Dataset records on visual material:
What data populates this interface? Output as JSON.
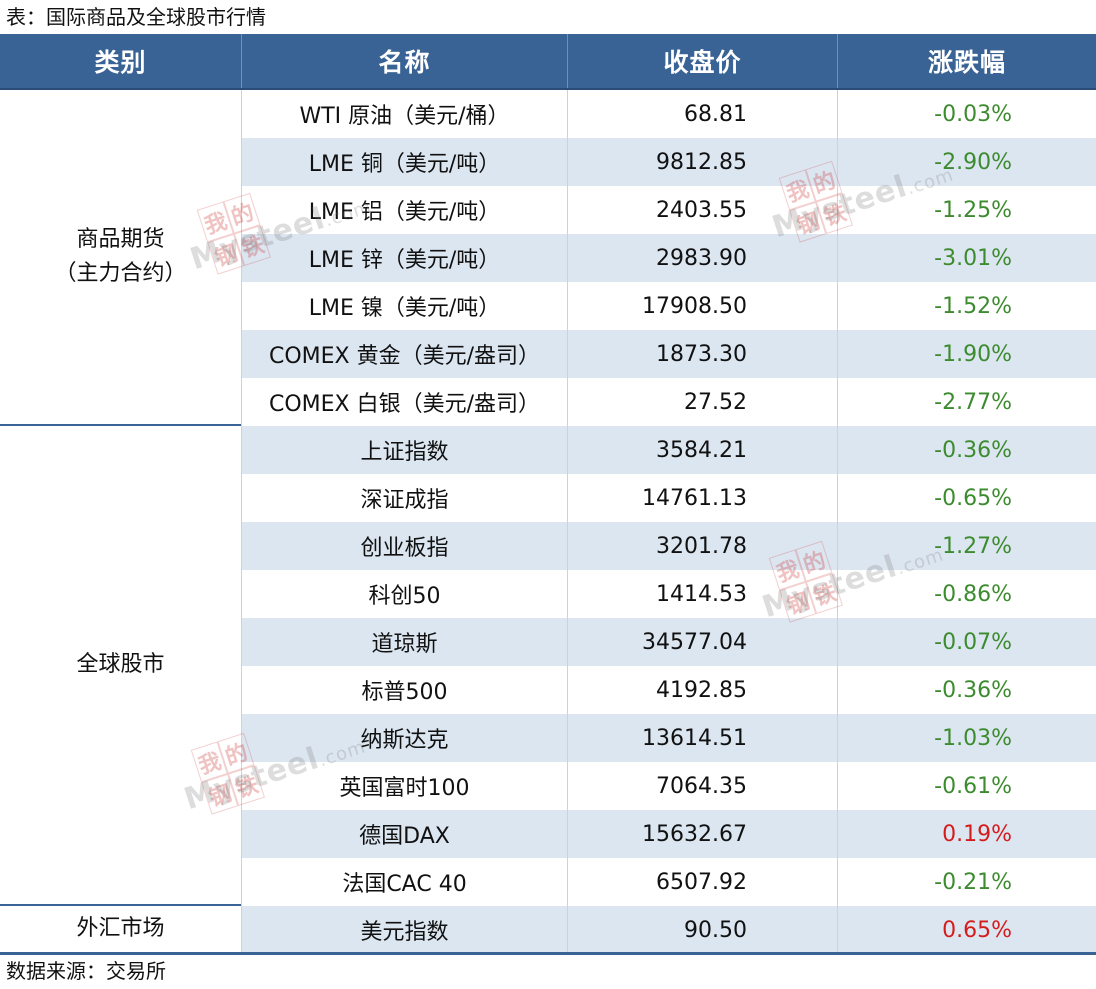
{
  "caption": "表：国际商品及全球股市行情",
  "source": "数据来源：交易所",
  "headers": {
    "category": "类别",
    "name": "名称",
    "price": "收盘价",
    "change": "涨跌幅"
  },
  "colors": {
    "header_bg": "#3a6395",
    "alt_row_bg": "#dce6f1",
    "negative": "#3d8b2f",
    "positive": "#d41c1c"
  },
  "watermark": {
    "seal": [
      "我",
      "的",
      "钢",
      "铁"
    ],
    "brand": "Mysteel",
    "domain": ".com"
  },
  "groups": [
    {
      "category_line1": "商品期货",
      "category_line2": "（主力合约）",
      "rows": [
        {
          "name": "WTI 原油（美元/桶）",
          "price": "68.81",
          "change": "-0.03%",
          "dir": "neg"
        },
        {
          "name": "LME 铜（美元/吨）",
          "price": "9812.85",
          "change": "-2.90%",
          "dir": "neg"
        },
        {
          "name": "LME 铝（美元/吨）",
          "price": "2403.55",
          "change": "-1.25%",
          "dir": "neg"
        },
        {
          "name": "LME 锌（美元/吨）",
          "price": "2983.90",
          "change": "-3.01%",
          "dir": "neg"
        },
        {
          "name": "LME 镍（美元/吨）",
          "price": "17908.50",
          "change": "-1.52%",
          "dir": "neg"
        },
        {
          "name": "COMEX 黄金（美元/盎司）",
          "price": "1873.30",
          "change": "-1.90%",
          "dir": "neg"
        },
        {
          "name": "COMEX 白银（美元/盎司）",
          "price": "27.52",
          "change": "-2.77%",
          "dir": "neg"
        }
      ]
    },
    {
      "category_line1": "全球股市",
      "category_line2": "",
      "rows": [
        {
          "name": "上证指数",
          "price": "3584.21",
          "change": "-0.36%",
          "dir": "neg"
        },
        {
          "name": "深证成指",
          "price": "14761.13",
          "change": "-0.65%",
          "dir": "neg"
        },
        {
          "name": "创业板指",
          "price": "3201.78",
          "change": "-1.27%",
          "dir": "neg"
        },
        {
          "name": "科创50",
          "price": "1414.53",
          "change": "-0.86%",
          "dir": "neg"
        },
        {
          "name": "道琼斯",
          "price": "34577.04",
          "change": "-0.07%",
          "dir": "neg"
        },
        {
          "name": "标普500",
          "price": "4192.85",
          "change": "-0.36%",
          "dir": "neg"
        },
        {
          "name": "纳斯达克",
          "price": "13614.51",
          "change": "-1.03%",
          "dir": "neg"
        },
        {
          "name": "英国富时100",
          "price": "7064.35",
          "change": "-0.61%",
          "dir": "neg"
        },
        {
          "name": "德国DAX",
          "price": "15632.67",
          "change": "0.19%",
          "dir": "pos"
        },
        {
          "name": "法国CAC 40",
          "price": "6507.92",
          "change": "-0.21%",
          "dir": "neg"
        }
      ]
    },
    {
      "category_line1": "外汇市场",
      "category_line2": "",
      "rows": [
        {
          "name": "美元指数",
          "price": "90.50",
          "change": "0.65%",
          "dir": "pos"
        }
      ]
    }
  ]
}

* _Given instruction_: From the data above, copy each line that holds "COMEX".

* _Task solution_:
          "name": "COMEX 黄金（美元/盎司）",
          "name": "COMEX 白银（美元/盎司）",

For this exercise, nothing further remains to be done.